- _What the task asks_:
Transcribe the records exactly. Pictures do not belong in the transcription.
════════════════
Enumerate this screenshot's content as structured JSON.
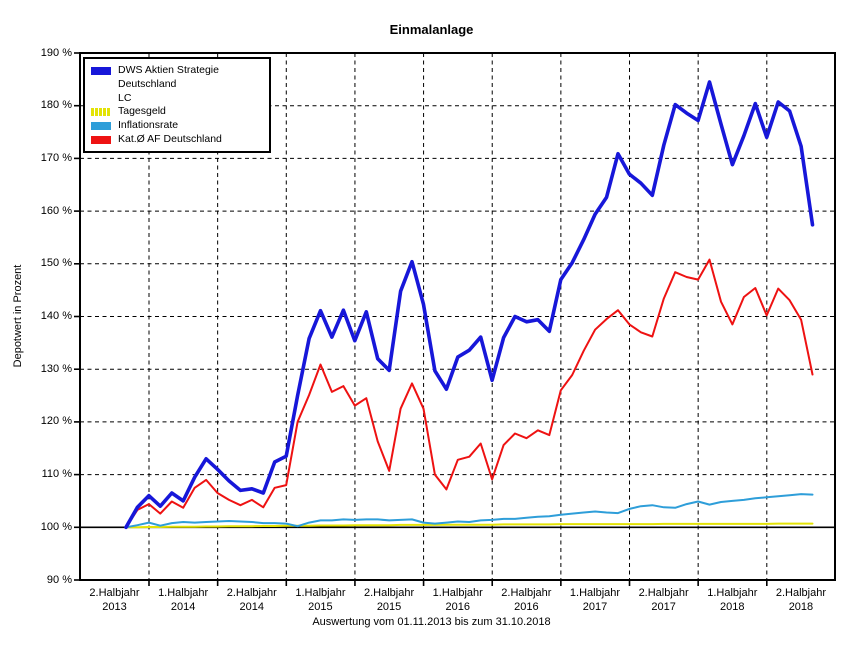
{
  "chart_data": {
    "type": "line",
    "title": "Einmalanlage",
    "ylabel": "Depotwert in Prozent",
    "footer": "Auswertung vom 01.11.2013 bis zum 31.10.2018",
    "ylim": [
      90,
      190
    ],
    "y_tick_step": 10,
    "grid": true,
    "baseline_value": 100,
    "legend_position": "top-left",
    "y_tick_labels": [
      "90 %",
      "100 %",
      "110 %",
      "120 %",
      "130 %",
      "140 %",
      "150 %",
      "160 %",
      "170 %",
      "180 %",
      "190 %"
    ],
    "x_tick_labels": [
      {
        "line1": "2.Halbjahr",
        "line2": "2013"
      },
      {
        "line1": "1.Halbjahr",
        "line2": "2014"
      },
      {
        "line1": "2.Halbjahr",
        "line2": "2014"
      },
      {
        "line1": "1.Halbjahr",
        "line2": "2015"
      },
      {
        "line1": "2.Halbjahr",
        "line2": "2015"
      },
      {
        "line1": "1.Halbjahr",
        "line2": "2016"
      },
      {
        "line1": "2.Halbjahr",
        "line2": "2016"
      },
      {
        "line1": "1.Halbjahr",
        "line2": "2017"
      },
      {
        "line1": "2.Halbjahr",
        "line2": "2017"
      },
      {
        "line1": "1.Halbjahr",
        "line2": "2018"
      },
      {
        "line1": "2.Halbjahr",
        "line2": "2018"
      }
    ],
    "x_unit": "month",
    "x_range_months": 60,
    "draw_order": [
      1,
      2,
      3,
      0
    ],
    "series": [
      {
        "name": "DWS Aktien Strategie Deutschland LC",
        "legend_lines": [
          "DWS Aktien Strategie Deutschland",
          "LC"
        ],
        "color": "#1717d9",
        "width": 3.6,
        "values": [
          100,
          103.8,
          106.0,
          104.0,
          106.5,
          105.0,
          109.5,
          113.0,
          111.0,
          108.8,
          107.0,
          107.3,
          106.5,
          112.4,
          113.5,
          125.0,
          135.8,
          141.1,
          136.1,
          141.2,
          135.4,
          140.9,
          132.0,
          129.8,
          144.8,
          150.4,
          142.3,
          129.7,
          126.2,
          132.3,
          133.6,
          136.1,
          127.9,
          136.0,
          140.0,
          139.0,
          139.4,
          137.2,
          147.0,
          150.2,
          154.6,
          159.4,
          162.6,
          170.9,
          167.0,
          165.3,
          163.0,
          172.5,
          180.2,
          178.6,
          177.2,
          184.5,
          176.5,
          168.8,
          174.3,
          180.4,
          174.0,
          180.7,
          179.0,
          172.3,
          157.4
        ]
      },
      {
        "name": "Tagesgeld",
        "legend_lines": [
          "Tagesgeld"
        ],
        "color": "#e3e305",
        "width": 2,
        "values": [
          100,
          100.0,
          100.05,
          100.05,
          100.1,
          100.1,
          100.1,
          100.15,
          100.15,
          100.2,
          100.2,
          100.2,
          100.25,
          100.25,
          100.3,
          100.3,
          100.3,
          100.35,
          100.35,
          100.35,
          100.4,
          100.4,
          100.4,
          100.4,
          100.45,
          100.45,
          100.45,
          100.45,
          100.5,
          100.5,
          100.5,
          100.5,
          100.5,
          100.55,
          100.55,
          100.55,
          100.55,
          100.55,
          100.6,
          100.6,
          100.6,
          100.6,
          100.6,
          100.6,
          100.6,
          100.6,
          100.6,
          100.65,
          100.65,
          100.65,
          100.65,
          100.65,
          100.65,
          100.65,
          100.65,
          100.65,
          100.65,
          100.7,
          100.7,
          100.7,
          100.7
        ]
      },
      {
        "name": "Inflationsrate",
        "legend_lines": [
          "Inflationsrate"
        ],
        "color": "#2e9ed9",
        "width": 2,
        "values": [
          100,
          100.4,
          100.9,
          100.3,
          100.8,
          101.0,
          100.9,
          101.0,
          101.1,
          101.2,
          101.1,
          101.0,
          100.8,
          100.8,
          100.7,
          100.2,
          100.9,
          101.3,
          101.3,
          101.5,
          101.4,
          101.5,
          101.5,
          101.3,
          101.4,
          101.5,
          100.9,
          100.7,
          100.9,
          101.1,
          101.0,
          101.3,
          101.4,
          101.6,
          101.6,
          101.8,
          102.0,
          102.1,
          102.4,
          102.6,
          102.8,
          103.0,
          102.8,
          102.7,
          103.5,
          104.0,
          104.2,
          103.8,
          103.7,
          104.4,
          104.9,
          104.3,
          104.8,
          105.0,
          105.2,
          105.5,
          105.7,
          105.9,
          106.1,
          106.3,
          106.2
        ]
      },
      {
        "name": "Kat.Ø AF Deutschland",
        "legend_lines": [
          "Kat.Ø AF Deutschland"
        ],
        "color": "#ee1212",
        "width": 2,
        "values": [
          100,
          103.3,
          104.4,
          102.6,
          104.9,
          103.7,
          107.5,
          109.0,
          106.5,
          105.2,
          104.2,
          105.2,
          103.8,
          107.5,
          108.0,
          120.0,
          125.1,
          130.9,
          125.7,
          126.8,
          123.1,
          124.5,
          116.3,
          110.7,
          122.5,
          127.3,
          122.5,
          110.0,
          107.2,
          112.8,
          113.4,
          115.9,
          109.1,
          115.6,
          117.8,
          116.9,
          118.4,
          117.5,
          126.0,
          128.9,
          133.5,
          137.5,
          139.5,
          141.2,
          138.5,
          137.0,
          136.2,
          143.4,
          148.4,
          147.5,
          147.0,
          150.8,
          142.8,
          138.5,
          143.7,
          145.4,
          140.2,
          145.3,
          143.1,
          139.4,
          129.0
        ]
      }
    ]
  }
}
════════════════
- _Solution below_:
Enumerate this screenshot's content as structured JSON.
{
  "chart_data": {
    "type": "line",
    "title": "Einmalanlage",
    "ylabel": "Depotwert in Prozent",
    "footer": "Auswertung vom 01.11.2013 bis zum 31.10.2018",
    "ylim": [
      90,
      190
    ],
    "y_tick_step": 10,
    "grid": true,
    "baseline_value": 100,
    "legend_position": "top-left",
    "y_tick_labels": [
      "90 %",
      "100 %",
      "110 %",
      "120 %",
      "130 %",
      "140 %",
      "150 %",
      "160 %",
      "170 %",
      "180 %",
      "190 %"
    ],
    "x_tick_labels": [
      {
        "line1": "2.Halbjahr",
        "line2": "2013"
      },
      {
        "line1": "1.Halbjahr",
        "line2": "2014"
      },
      {
        "line1": "2.Halbjahr",
        "line2": "2014"
      },
      {
        "line1": "1.Halbjahr",
        "line2": "2015"
      },
      {
        "line1": "2.Halbjahr",
        "line2": "2015"
      },
      {
        "line1": "1.Halbjahr",
        "line2": "2016"
      },
      {
        "line1": "2.Halbjahr",
        "line2": "2016"
      },
      {
        "line1": "1.Halbjahr",
        "line2": "2017"
      },
      {
        "line1": "2.Halbjahr",
        "line2": "2017"
      },
      {
        "line1": "1.Halbjahr",
        "line2": "2018"
      },
      {
        "line1": "2.Halbjahr",
        "line2": "2018"
      }
    ],
    "x_unit": "month",
    "x_range_months": 60,
    "draw_order": [
      1,
      2,
      3,
      0
    ],
    "series": [
      {
        "name": "DWS Aktien Strategie Deutschland LC",
        "legend_lines": [
          "DWS Aktien Strategie Deutschland",
          "LC"
        ],
        "color": "#1717d9",
        "width": 3.6,
        "values": [
          100,
          103.8,
          106.0,
          104.0,
          106.5,
          105.0,
          109.5,
          113.0,
          111.0,
          108.8,
          107.0,
          107.3,
          106.5,
          112.4,
          113.5,
          125.0,
          135.8,
          141.1,
          136.1,
          141.2,
          135.4,
          140.9,
          132.0,
          129.8,
          144.8,
          150.4,
          142.3,
          129.7,
          126.2,
          132.3,
          133.6,
          136.1,
          127.9,
          136.0,
          140.0,
          139.0,
          139.4,
          137.2,
          147.0,
          150.2,
          154.6,
          159.4,
          162.6,
          170.9,
          167.0,
          165.3,
          163.0,
          172.5,
          180.2,
          178.6,
          177.2,
          184.5,
          176.5,
          168.8,
          174.3,
          180.4,
          174.0,
          180.7,
          179.0,
          172.3,
          157.4
        ]
      },
      {
        "name": "Tagesgeld",
        "legend_lines": [
          "Tagesgeld"
        ],
        "color": "#e3e305",
        "width": 2,
        "values": [
          100,
          100.0,
          100.05,
          100.05,
          100.1,
          100.1,
          100.1,
          100.15,
          100.15,
          100.2,
          100.2,
          100.2,
          100.25,
          100.25,
          100.3,
          100.3,
          100.3,
          100.35,
          100.35,
          100.35,
          100.4,
          100.4,
          100.4,
          100.4,
          100.45,
          100.45,
          100.45,
          100.45,
          100.5,
          100.5,
          100.5,
          100.5,
          100.5,
          100.55,
          100.55,
          100.55,
          100.55,
          100.55,
          100.6,
          100.6,
          100.6,
          100.6,
          100.6,
          100.6,
          100.6,
          100.6,
          100.6,
          100.65,
          100.65,
          100.65,
          100.65,
          100.65,
          100.65,
          100.65,
          100.65,
          100.65,
          100.65,
          100.7,
          100.7,
          100.7,
          100.7
        ]
      },
      {
        "name": "Inflationsrate",
        "legend_lines": [
          "Inflationsrate"
        ],
        "color": "#2e9ed9",
        "width": 2,
        "values": [
          100,
          100.4,
          100.9,
          100.3,
          100.8,
          101.0,
          100.9,
          101.0,
          101.1,
          101.2,
          101.1,
          101.0,
          100.8,
          100.8,
          100.7,
          100.2,
          100.9,
          101.3,
          101.3,
          101.5,
          101.4,
          101.5,
          101.5,
          101.3,
          101.4,
          101.5,
          100.9,
          100.7,
          100.9,
          101.1,
          101.0,
          101.3,
          101.4,
          101.6,
          101.6,
          101.8,
          102.0,
          102.1,
          102.4,
          102.6,
          102.8,
          103.0,
          102.8,
          102.7,
          103.5,
          104.0,
          104.2,
          103.8,
          103.7,
          104.4,
          104.9,
          104.3,
          104.8,
          105.0,
          105.2,
          105.5,
          105.7,
          105.9,
          106.1,
          106.3,
          106.2
        ]
      },
      {
        "name": "Kat.Ø AF Deutschland",
        "legend_lines": [
          "Kat.Ø AF Deutschland"
        ],
        "color": "#ee1212",
        "width": 2,
        "values": [
          100,
          103.3,
          104.4,
          102.6,
          104.9,
          103.7,
          107.5,
          109.0,
          106.5,
          105.2,
          104.2,
          105.2,
          103.8,
          107.5,
          108.0,
          120.0,
          125.1,
          130.9,
          125.7,
          126.8,
          123.1,
          124.5,
          116.3,
          110.7,
          122.5,
          127.3,
          122.5,
          110.0,
          107.2,
          112.8,
          113.4,
          115.9,
          109.1,
          115.6,
          117.8,
          116.9,
          118.4,
          117.5,
          126.0,
          128.9,
          133.5,
          137.5,
          139.5,
          141.2,
          138.5,
          137.0,
          136.2,
          143.4,
          148.4,
          147.5,
          147.0,
          150.8,
          142.8,
          138.5,
          143.7,
          145.4,
          140.2,
          145.3,
          143.1,
          139.4,
          129.0
        ]
      }
    ]
  }
}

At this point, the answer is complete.